**Goal:** Do any lines in the data below contain "Расширения"? If so, copy every one of them.

**Material for this task:**
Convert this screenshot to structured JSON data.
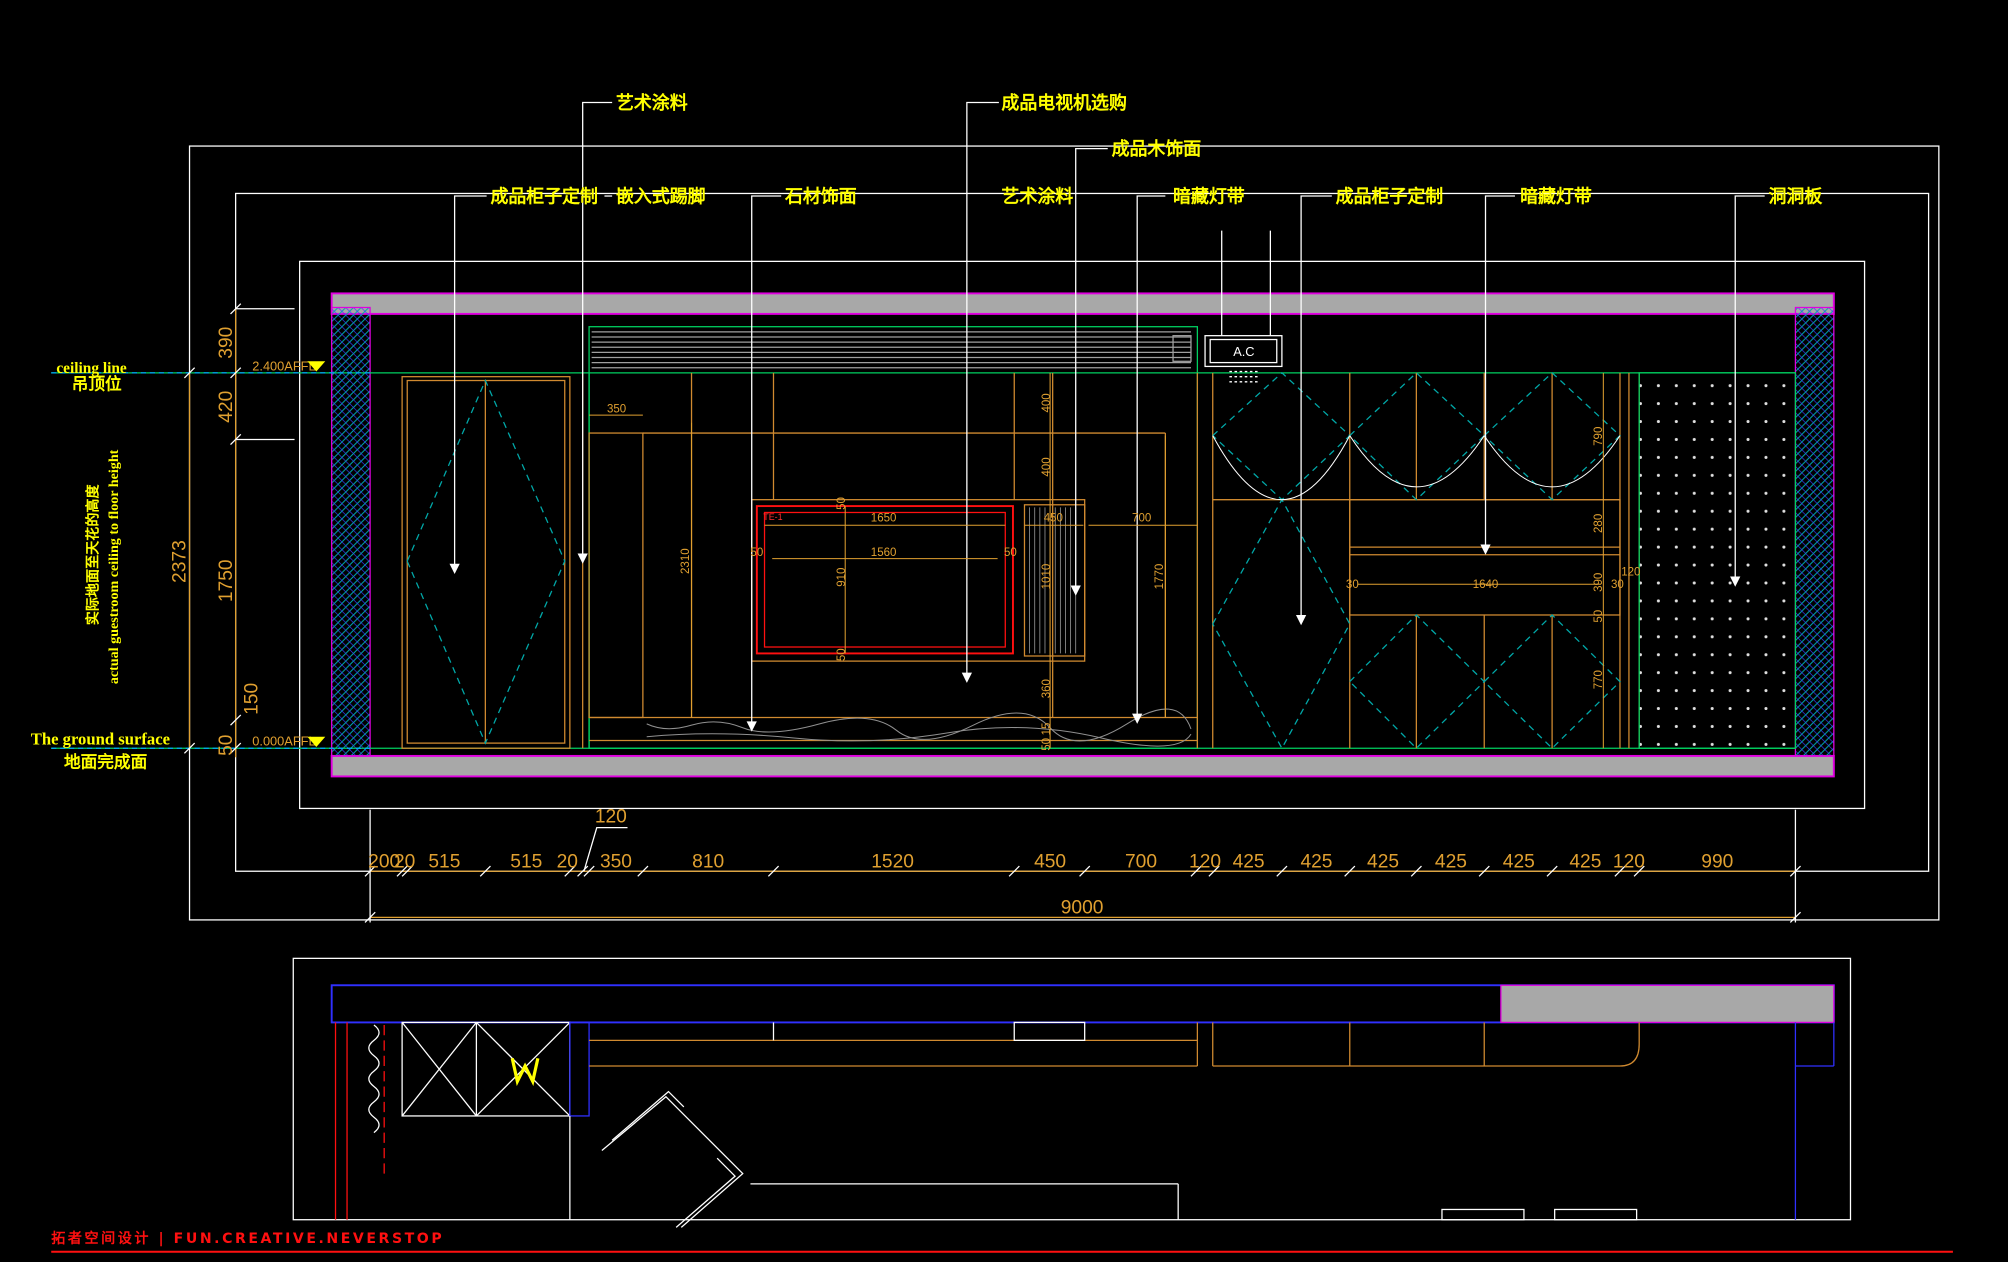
{
  "colors": {
    "background": "#000000",
    "frame": "#ffffff",
    "dimension": "#e0a030",
    "label": "#ffff00",
    "slab": "#a8a8a8",
    "slab_edge": "#e000e0",
    "ceiling_line": "#00d060",
    "cabinet": "#d08a30",
    "hidden": "#00a8a8",
    "red": "#ff1010",
    "blue": "#3030ff"
  },
  "callouts": {
    "art_paint_top": "艺术涂料",
    "tv": "成品电视机选购",
    "wood_finish": "成品木饰面",
    "cabinet_left": "成品柜子定制",
    "kick": "嵌入式踢脚",
    "stone": "石材饰面",
    "art_paint_mid": "艺术涂料",
    "led_left": "暗藏灯带",
    "cabinet_right": "成品柜子定制",
    "led_right": "暗藏灯带",
    "perforated": "洞洞板"
  },
  "left_notes": {
    "ceiling_en": "ceiling line",
    "ceiling_cn": "吊顶位",
    "height_cn": "实际地面至天花的高度",
    "height_en": "actual guestroom ceiling to floor height",
    "ground_en": "The ground surface",
    "ground_cn": "地面完成面"
  },
  "level_marks": {
    "top": "2.400AFFL",
    "bottom": "0.000AFFL"
  },
  "ac_label": "A.C",
  "vertical_dims": {
    "d390": "390",
    "d420": "420",
    "d2373": "2373",
    "d1750": "1750",
    "d150": "150",
    "d50": "50"
  },
  "horizontal_dims": {
    "segments": [
      "200",
      "20",
      "515",
      "515",
      "20",
      "350",
      "810",
      "1520",
      "450",
      "700",
      "120",
      "425",
      "425",
      "425",
      "425",
      "425",
      "425",
      "120",
      "990"
    ],
    "extra_120": "120",
    "total": "9000"
  },
  "inner_dims": {
    "d350": "350",
    "d1650": "1650",
    "d1560": "1560",
    "d50a": "50",
    "d50b": "50",
    "d50c": "50",
    "d50d": "50",
    "d910": "910",
    "d450": "450",
    "d700": "700",
    "d400a": "400",
    "d400b": "400",
    "d1010": "1010",
    "d2310": "2310",
    "d1770": "1770",
    "d360": "360",
    "d50e": "50",
    "d15": "15",
    "d790": "790",
    "d280": "280",
    "d390b": "390",
    "d770": "770",
    "d1640": "1640",
    "d30a": "30",
    "d30b": "30",
    "d120": "120",
    "d50f": "50",
    "tag": "TE-1"
  },
  "footer": "拓者空间设计 | FUN.CREATIVE.NEVERSTOP"
}
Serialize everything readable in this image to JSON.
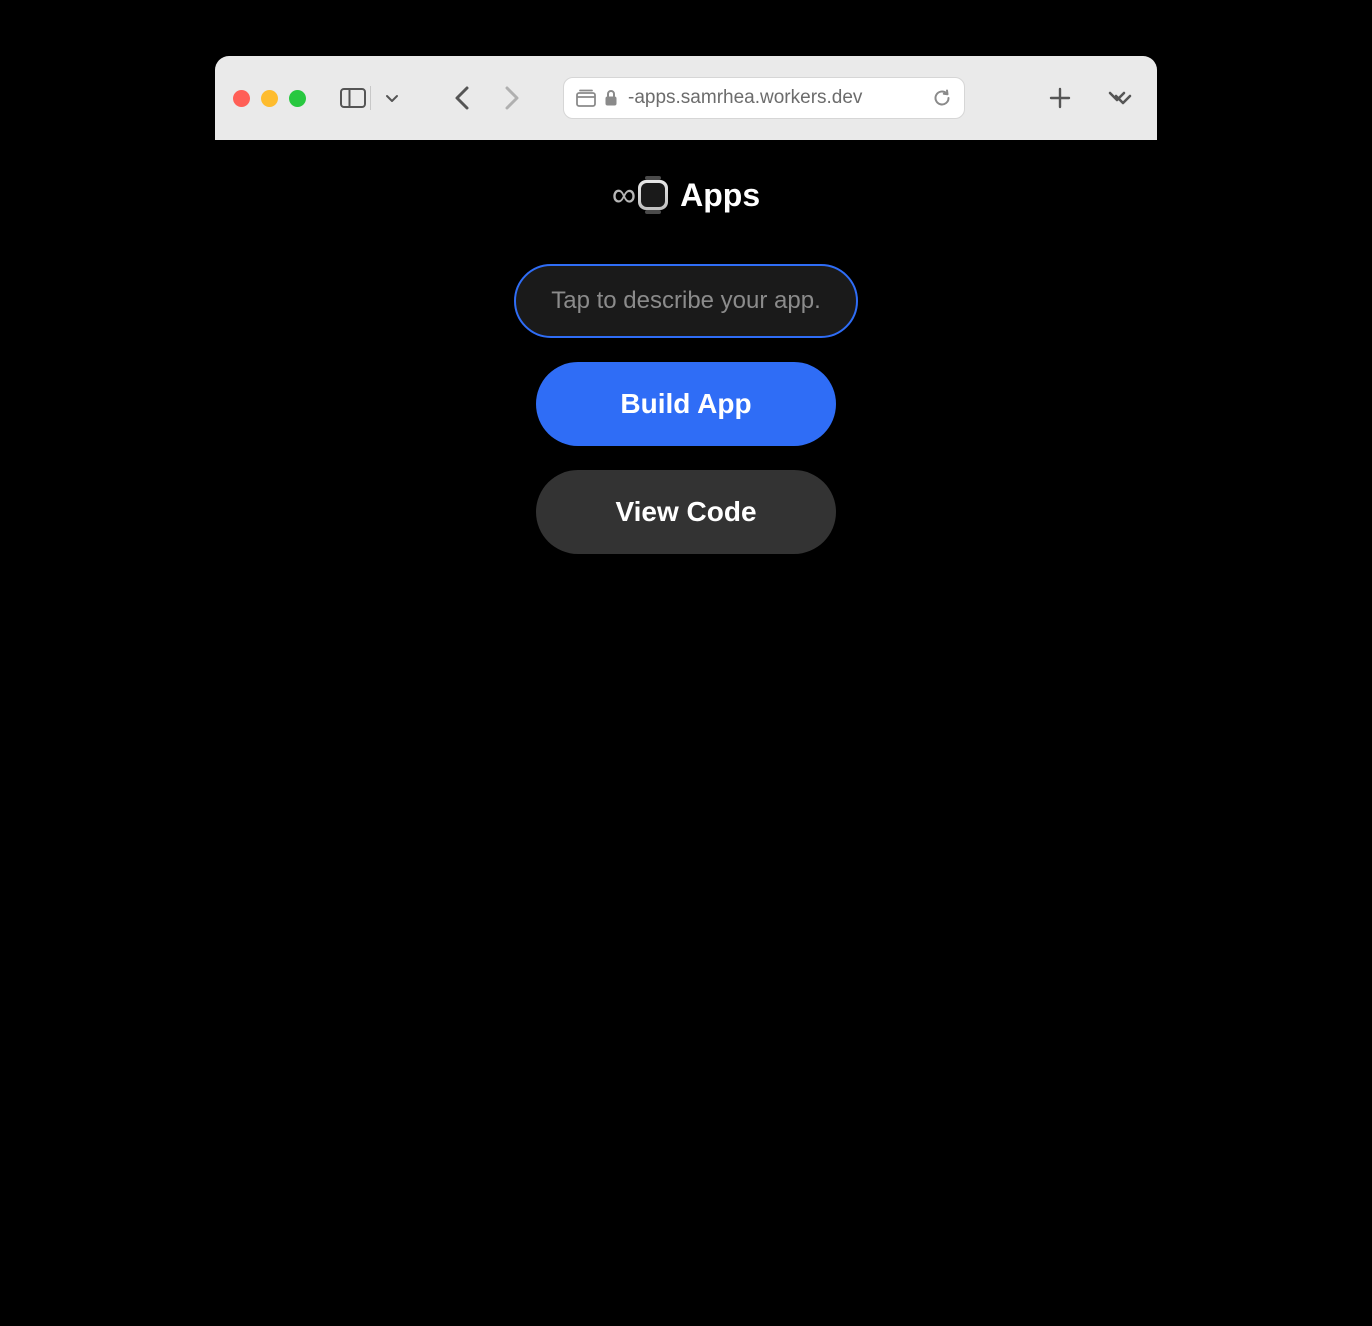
{
  "browser": {
    "address_text": "-apps.samrhea.workers.dev"
  },
  "header": {
    "infinity_glyph": "∞",
    "title": "Apps"
  },
  "form": {
    "input_placeholder": "Tap to describe your app.",
    "build_button": "Build App",
    "view_code_button": "View Code"
  }
}
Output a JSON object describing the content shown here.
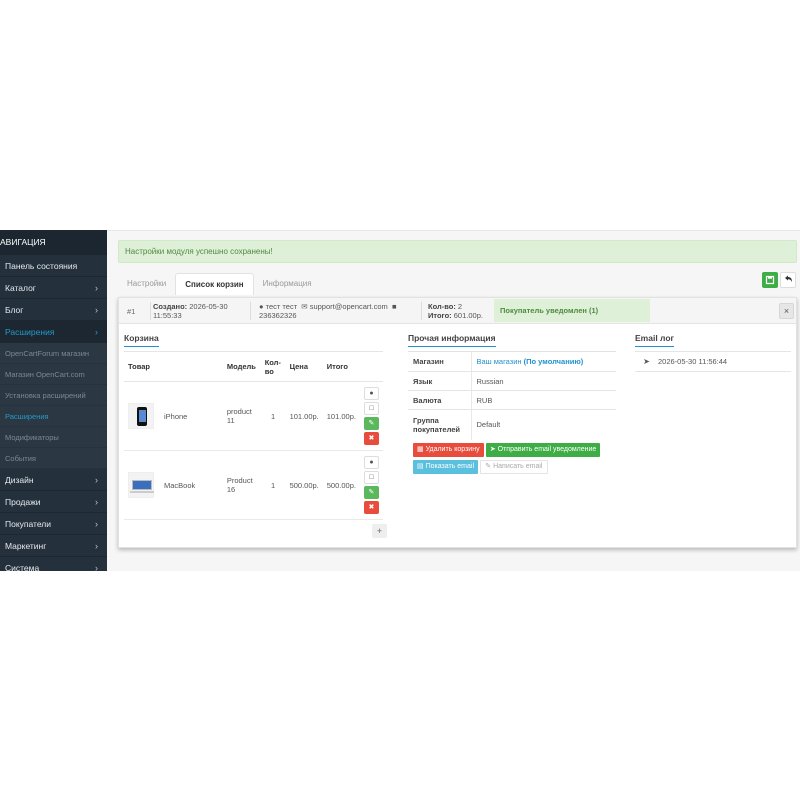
{
  "sidebar": {
    "header": "АВИГАЦИЯ",
    "items": [
      {
        "label": "Панель состояния",
        "chevron": ""
      },
      {
        "label": "Каталог",
        "chevron": "›"
      },
      {
        "label": "Блог",
        "chevron": "›"
      },
      {
        "label": "Расширения",
        "chevron": "›"
      }
    ],
    "subitems": [
      {
        "label": "OpenCartForum магазин"
      },
      {
        "label": "Магазин OpenCart.com"
      },
      {
        "label": "Установка расширений"
      },
      {
        "label": "Расширения"
      },
      {
        "label": "Модификаторы"
      },
      {
        "label": "События"
      }
    ],
    "items_after": [
      {
        "label": "Дизайн",
        "chevron": "›"
      },
      {
        "label": "Продажи",
        "chevron": "›"
      },
      {
        "label": "Покупатели",
        "chevron": "›"
      },
      {
        "label": "Маркетинг",
        "chevron": "›"
      },
      {
        "label": "Система",
        "chevron": "›"
      }
    ]
  },
  "alert": {
    "text": "Настройки модуля успешно сохранены!"
  },
  "tabs": [
    {
      "label": "Настройки"
    },
    {
      "label": "Список корзин"
    },
    {
      "label": "Информация"
    }
  ],
  "toolbar": {
    "save_icon": "save-icon",
    "back_icon": "reply-icon"
  },
  "cart": {
    "number": "#1",
    "created_label": "Создано:",
    "created_value": "2026-05-30 11:55:33",
    "customer_name": "тест тест",
    "customer_email": "support@opencart.com",
    "customer_phone": "236362326",
    "qty_label": "Кол-во:",
    "qty_value": "2",
    "total_label": "Итого:",
    "total_value": "601.00р.",
    "notified": "Покупатель уведомлен (1)",
    "close": "×"
  },
  "basket": {
    "title": "Корзина",
    "columns": [
      "Товар",
      "Модель",
      "Кол-во",
      "Цена",
      "Итого"
    ],
    "rows": [
      {
        "name": "iPhone",
        "model": "product 11",
        "qty": "1",
        "price": "101.00р.",
        "total": "101.00р."
      },
      {
        "name": "MacBook",
        "model": "Product 16",
        "qty": "1",
        "price": "500.00р.",
        "total": "500.00р."
      }
    ],
    "add": "+"
  },
  "other_info": {
    "title": "Прочая информация",
    "store_label": "Магазин",
    "store_value": "Ваш магазин",
    "store_default": "(По умолчанию)",
    "language_label": "Язык",
    "language_value": "Russian",
    "currency_label": "Валюта",
    "currency_value": "RUB",
    "group_label": "Группа покупателей",
    "group_value": "Default",
    "btn_delete": "Удалить корзину",
    "btn_send": "Отправить email уведомление",
    "btn_show": "Показать email",
    "btn_write": "Написать email"
  },
  "email_log": {
    "title": "Email лог",
    "entries": [
      {
        "date": "2026-05-30 11:56:44"
      }
    ]
  }
}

**Correct answer:**
        "label": "Расширения",
        "label": "Расширения"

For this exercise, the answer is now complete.